● Extracted data:
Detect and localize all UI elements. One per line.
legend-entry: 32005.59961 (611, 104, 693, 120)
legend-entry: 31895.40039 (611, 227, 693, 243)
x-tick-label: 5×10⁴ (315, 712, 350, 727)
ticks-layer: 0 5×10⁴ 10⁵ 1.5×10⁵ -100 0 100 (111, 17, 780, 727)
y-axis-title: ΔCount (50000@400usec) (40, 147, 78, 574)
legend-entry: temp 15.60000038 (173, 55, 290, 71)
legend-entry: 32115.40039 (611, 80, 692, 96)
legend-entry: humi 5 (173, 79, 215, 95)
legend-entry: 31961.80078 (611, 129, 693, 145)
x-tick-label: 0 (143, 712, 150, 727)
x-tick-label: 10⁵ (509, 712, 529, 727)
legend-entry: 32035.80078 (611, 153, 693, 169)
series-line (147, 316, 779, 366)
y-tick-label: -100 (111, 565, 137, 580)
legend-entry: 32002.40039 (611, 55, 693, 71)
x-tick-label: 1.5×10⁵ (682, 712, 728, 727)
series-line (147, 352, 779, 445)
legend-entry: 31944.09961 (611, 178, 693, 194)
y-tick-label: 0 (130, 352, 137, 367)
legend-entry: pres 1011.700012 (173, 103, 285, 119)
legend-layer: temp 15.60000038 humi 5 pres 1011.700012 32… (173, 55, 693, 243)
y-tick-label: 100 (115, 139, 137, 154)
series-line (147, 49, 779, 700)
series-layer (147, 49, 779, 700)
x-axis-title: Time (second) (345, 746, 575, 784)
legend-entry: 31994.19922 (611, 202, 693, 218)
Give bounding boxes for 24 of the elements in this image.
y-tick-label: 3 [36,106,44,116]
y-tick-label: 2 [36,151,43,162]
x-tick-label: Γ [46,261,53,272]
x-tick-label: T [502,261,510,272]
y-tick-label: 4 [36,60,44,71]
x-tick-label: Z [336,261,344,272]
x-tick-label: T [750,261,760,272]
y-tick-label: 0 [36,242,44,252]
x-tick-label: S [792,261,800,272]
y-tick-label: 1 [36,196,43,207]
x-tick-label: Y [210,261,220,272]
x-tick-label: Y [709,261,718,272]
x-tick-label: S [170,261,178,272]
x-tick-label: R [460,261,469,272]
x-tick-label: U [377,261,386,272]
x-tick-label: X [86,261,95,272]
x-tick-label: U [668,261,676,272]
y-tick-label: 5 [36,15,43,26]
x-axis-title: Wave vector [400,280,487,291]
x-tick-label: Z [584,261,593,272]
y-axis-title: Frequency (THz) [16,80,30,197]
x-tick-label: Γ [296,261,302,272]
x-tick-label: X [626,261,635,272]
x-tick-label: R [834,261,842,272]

● Aim of the exercise:
Lay out every line of the data above as a Markdown table with two columns, Index and Text. Number the rows consecutively from 1 and omit blank lines.

● Solution:
| Index | Text |
|---|---|
| 1 | Detect and localize all UI elements. One per line. |
| 2 | legend-entry: 32005.59961 (611, 104, 693, 120) |
| 3 | legend-entry: 31895.40039 (611, 227, 693, 243) |
| 4 | x-tick-label: 5×10⁴ (315, 712, 350, 727) |
| 5 | ticks-layer: 0 5×10⁴ 10⁵ 1.5×10⁵ -100 0 100 (111, 17, 780, 727) |
| 6 | y-axis-title: ΔCount (50000@400usec) (40, 147, 78, 574) |
| 7 | legend-entry: temp 15.60000038 (173, 55, 290, 71) |
| 8 | legend-entry: 32115.40039 (611, 80, 692, 96) |
| 9 | legend-entry: humi 5 (173, 79, 215, 95) |
| 10 | legend-entry: 31961.80078 (611, 129, 693, 145) |
| 11 | x-tick-label: 0 (143, 712, 150, 727) |
| 12 | x-tick-label: 10⁵ (509, 712, 529, 727) |
| 13 | legend-entry: 32035.80078 (611, 153, 693, 169) |
| 14 | series-line (147, 316, 779, 366) |
| 15 | y-tick-label: -100 (111, 565, 137, 580) |
| 16 | legend-entry: 32002.40039 (611, 55, 693, 71) |
| 17 | x-tick-label: 1.5×10⁵ (682, 712, 728, 727) |
| 18 | series-line (147, 352, 779, 445) |
| 19 | legend-entry: 31944.09961 (611, 178, 693, 194) |
| 20 | y-tick-label: 0 (130, 352, 137, 367) |
| 21 | legend-entry: pres 1011.700012 (173, 103, 285, 119) |
| 22 | legend-layer: temp 15.60000038 humi 5 pres 1011.700012 32… (173, 55, 693, 243) |
| 23 | y-tick-label: 100 (115, 139, 137, 154) |
| 24 | series-line (147, 49, 779, 700) |
| 25 | series-layer (147, 49, 779, 700) |
| 26 | x-axis-title: Time (second) (345, 746, 575, 784) |
| 27 | legend-entry: 31994.19922 (611, 202, 693, 218) |
| 28 | Give bounding boxes for 24 of the elements in this image. |
| 29 | y-tick-label: 3 [36,106,44,116] |
| 30 | y-tick-label: 2 [36,151,43,162] |
| 31 | x-tick-label: Γ [46,261,53,272] |
| 32 | x-tick-label: T [502,261,510,272] |
| 33 | y-tick-label: 4 [36,60,44,71] |
| 34 | x-tick-label: Z [336,261,344,272] |
| 35 | x-tick-label: T [750,261,760,272] |
| 36 | y-tick-label: 0 [36,242,44,252] |
| 37 | x-tick-label: S [792,261,800,272] |
| 38 | y-tick-label: 1 [36,196,43,207] |
| 39 | x-tick-label: Y [210,261,220,272] |
| 40 | x-tick-label: Y [709,261,718,272] |
| 41 | x-tick-label: S [170,261,178,272] |
| 42 | x-tick-label: R [460,261,469,272] |
| 43 | x-tick-label: U [377,261,386,272] |
| 44 | x-tick-label: X [86,261,95,272] |
| 45 | x-tick-label: U [668,261,676,272] |
| 46 | y-tick-label: 5 [36,15,43,26] |
| 47 | x-axis-title: Wave vector [400,280,487,291] |
| 48 | x-tick-label: Z [584,261,593,272] |
| 49 | y-axis-title: Frequency (THz) [16,80,30,197] |
| 50 | x-tick-label: Γ [296,261,302,272] |
| 51 | x-tick-label: X [626,261,635,272] |
| 52 | x-tick-label: R [834,261,842,272] |